**Aim**
From the start of the entries up to and including the line containing "price-bar bbox=[176, 246, 180, 265]", reproduce each line with "x-day-label" switched to "x-date-label" and everything else left unchanged.

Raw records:
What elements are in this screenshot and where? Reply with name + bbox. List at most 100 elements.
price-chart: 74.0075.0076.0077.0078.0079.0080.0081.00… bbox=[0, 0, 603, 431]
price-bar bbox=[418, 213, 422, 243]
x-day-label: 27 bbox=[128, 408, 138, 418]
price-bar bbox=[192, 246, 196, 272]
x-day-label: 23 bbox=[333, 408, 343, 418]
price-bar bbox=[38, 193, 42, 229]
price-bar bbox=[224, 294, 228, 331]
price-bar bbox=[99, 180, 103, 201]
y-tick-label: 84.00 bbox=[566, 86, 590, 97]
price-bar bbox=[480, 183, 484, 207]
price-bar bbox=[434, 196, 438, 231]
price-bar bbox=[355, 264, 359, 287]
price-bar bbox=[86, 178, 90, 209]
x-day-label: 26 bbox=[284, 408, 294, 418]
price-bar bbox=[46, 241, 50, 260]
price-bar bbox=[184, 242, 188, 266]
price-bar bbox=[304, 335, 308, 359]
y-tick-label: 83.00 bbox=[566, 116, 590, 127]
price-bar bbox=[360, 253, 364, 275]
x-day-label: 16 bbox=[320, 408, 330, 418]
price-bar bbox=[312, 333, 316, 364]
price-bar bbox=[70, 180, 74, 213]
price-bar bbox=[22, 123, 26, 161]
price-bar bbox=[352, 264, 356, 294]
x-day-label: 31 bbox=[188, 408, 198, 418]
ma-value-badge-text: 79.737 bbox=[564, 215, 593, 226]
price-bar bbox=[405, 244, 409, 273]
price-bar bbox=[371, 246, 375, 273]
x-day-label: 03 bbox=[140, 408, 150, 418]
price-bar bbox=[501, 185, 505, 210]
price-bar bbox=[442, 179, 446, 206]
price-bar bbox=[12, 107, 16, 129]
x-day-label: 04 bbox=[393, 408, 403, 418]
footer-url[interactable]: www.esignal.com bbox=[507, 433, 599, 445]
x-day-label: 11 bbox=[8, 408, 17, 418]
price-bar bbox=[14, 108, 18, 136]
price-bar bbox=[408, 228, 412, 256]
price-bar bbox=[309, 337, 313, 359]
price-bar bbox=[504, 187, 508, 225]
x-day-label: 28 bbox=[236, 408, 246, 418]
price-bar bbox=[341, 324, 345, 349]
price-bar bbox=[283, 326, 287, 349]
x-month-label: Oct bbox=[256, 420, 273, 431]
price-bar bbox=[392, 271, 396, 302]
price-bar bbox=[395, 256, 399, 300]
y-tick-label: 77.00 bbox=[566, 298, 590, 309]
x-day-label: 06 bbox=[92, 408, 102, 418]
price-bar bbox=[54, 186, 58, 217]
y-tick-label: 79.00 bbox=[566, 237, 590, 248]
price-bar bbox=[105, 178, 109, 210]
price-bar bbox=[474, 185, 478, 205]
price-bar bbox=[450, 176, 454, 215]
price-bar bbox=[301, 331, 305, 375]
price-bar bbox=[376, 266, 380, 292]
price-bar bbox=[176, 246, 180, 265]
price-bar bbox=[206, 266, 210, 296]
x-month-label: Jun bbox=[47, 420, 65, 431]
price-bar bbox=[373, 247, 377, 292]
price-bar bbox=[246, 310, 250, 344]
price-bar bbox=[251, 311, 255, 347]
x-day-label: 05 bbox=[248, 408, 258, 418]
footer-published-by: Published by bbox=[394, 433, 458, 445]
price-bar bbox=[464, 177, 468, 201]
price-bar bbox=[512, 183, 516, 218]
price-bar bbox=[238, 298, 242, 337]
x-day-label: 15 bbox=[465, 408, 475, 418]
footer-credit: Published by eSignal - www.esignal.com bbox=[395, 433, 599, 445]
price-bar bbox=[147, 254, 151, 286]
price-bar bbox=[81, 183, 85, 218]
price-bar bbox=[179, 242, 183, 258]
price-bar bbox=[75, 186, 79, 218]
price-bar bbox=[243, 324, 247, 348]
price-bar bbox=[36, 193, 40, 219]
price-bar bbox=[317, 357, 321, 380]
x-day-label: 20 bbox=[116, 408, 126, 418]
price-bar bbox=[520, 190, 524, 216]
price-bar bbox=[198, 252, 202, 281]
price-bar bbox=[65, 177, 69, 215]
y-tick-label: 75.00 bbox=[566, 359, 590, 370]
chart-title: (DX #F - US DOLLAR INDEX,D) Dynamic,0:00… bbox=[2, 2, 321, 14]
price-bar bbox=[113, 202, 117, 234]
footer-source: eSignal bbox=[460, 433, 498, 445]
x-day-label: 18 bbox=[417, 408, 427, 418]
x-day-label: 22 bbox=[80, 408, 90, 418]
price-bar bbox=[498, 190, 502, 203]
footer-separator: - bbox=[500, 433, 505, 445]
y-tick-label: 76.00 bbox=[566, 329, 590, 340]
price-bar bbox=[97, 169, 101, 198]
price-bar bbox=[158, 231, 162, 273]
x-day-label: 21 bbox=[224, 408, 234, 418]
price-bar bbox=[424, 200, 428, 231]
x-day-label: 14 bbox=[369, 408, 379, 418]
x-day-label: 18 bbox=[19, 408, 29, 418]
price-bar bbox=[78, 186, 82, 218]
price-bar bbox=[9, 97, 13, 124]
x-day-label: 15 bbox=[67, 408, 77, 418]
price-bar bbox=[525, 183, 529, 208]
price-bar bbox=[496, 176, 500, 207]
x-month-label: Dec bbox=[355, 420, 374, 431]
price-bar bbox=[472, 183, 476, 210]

**Answer for the task**
What elements are in this screenshot and where? Reply with name + bbox. List at most 100 elements.
price-chart: 74.0075.0076.0077.0078.0079.0080.0081.00… bbox=[0, 0, 603, 431]
price-bar bbox=[418, 213, 422, 243]
x-date-label: 27 bbox=[128, 408, 138, 418]
price-bar bbox=[192, 246, 196, 272]
x-date-label: 23 bbox=[333, 408, 343, 418]
price-bar bbox=[38, 193, 42, 229]
price-bar bbox=[224, 294, 228, 331]
price-bar bbox=[99, 180, 103, 201]
y-tick-label: 84.00 bbox=[566, 86, 590, 97]
price-bar bbox=[480, 183, 484, 207]
price-bar bbox=[434, 196, 438, 231]
price-bar bbox=[355, 264, 359, 287]
price-bar bbox=[86, 178, 90, 209]
x-date-label: 26 bbox=[284, 408, 294, 418]
price-bar bbox=[46, 241, 50, 260]
price-bar bbox=[184, 242, 188, 266]
price-bar bbox=[304, 335, 308, 359]
y-tick-label: 83.00 bbox=[566, 116, 590, 127]
price-bar bbox=[360, 253, 364, 275]
x-date-label: 16 bbox=[320, 408, 330, 418]
price-bar bbox=[312, 333, 316, 364]
price-bar bbox=[70, 180, 74, 213]
price-bar bbox=[22, 123, 26, 161]
price-bar bbox=[352, 264, 356, 294]
x-date-label: 31 bbox=[188, 408, 198, 418]
ma-value-badge-text: 79.737 bbox=[564, 215, 593, 226]
price-bar bbox=[405, 244, 409, 273]
price-bar bbox=[371, 246, 375, 273]
x-date-label: 03 bbox=[140, 408, 150, 418]
price-bar bbox=[501, 185, 505, 210]
price-bar bbox=[442, 179, 446, 206]
price-bar bbox=[12, 107, 16, 129]
x-date-label: 04 bbox=[393, 408, 403, 418]
footer-url[interactable]: www.esignal.com bbox=[507, 433, 599, 445]
x-date-label: 11 bbox=[8, 408, 17, 418]
price-bar bbox=[14, 108, 18, 136]
price-bar bbox=[408, 228, 412, 256]
price-bar bbox=[309, 337, 313, 359]
price-bar bbox=[504, 187, 508, 225]
x-date-label: 28 bbox=[236, 408, 246, 418]
price-bar bbox=[341, 324, 345, 349]
price-bar bbox=[283, 326, 287, 349]
x-month-label: Oct bbox=[256, 420, 273, 431]
price-bar bbox=[392, 271, 396, 302]
price-bar bbox=[395, 256, 399, 300]
y-tick-label: 77.00 bbox=[566, 298, 590, 309]
x-date-label: 06 bbox=[92, 408, 102, 418]
price-bar bbox=[54, 186, 58, 217]
y-tick-label: 79.00 bbox=[566, 237, 590, 248]
price-bar bbox=[105, 178, 109, 210]
price-bar bbox=[474, 185, 478, 205]
price-bar bbox=[450, 176, 454, 215]
price-bar bbox=[301, 331, 305, 375]
price-bar bbox=[376, 266, 380, 292]
price-bar bbox=[176, 246, 180, 265]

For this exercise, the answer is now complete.